## start

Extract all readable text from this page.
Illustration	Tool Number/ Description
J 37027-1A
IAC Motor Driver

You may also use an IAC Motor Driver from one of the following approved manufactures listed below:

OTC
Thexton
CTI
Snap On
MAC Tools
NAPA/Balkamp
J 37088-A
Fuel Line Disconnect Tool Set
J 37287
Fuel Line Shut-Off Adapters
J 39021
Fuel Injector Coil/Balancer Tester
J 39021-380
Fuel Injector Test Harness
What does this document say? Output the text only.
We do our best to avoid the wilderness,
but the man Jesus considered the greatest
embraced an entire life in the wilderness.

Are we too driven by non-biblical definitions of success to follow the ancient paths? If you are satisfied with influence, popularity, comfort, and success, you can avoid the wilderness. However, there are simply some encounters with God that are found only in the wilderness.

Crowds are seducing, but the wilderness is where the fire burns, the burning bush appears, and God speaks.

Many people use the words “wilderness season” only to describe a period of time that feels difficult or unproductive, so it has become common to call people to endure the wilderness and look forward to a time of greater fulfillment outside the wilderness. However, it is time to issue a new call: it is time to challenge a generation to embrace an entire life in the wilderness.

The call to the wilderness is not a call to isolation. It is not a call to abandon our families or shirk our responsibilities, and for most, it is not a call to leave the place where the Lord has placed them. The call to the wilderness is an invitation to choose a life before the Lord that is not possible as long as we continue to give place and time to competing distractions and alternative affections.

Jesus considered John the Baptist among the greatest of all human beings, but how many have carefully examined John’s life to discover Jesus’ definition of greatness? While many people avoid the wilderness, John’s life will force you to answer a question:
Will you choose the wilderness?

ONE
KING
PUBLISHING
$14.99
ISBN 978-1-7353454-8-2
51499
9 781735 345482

## end

#### [Direction]
Gather each line holding the string "life".

#### [Complete answer]
embraced an entire life in the wilderness.
Many people use the words “wilderness season” only to describe a period of time that feels difficult or unproductive, so it has become common to call people to endure the wilderness and look forward to a time of greater fulfillment outside the wilderness. However, it is time to issue a new call: it is time to challenge a generation to embrace an entire life in the wilderness.
The call to the wilderness is not a call to isolation. It is not a call to abandon our families or shirk our responsibilities, and for most, it is not a call to leave the place where the Lord has placed them. The call to the wilderness is an invitation to choose a life before the Lord that is not possible as long as we continue to give place and time to competing distractions and alternative affections.
Jesus considered John the Baptist among the greatest of all human beings, but how many have carefully examined John’s life to discover Jesus’ definition of greatness? While many people avoid the wilderness, John’s life will force you to answer a question:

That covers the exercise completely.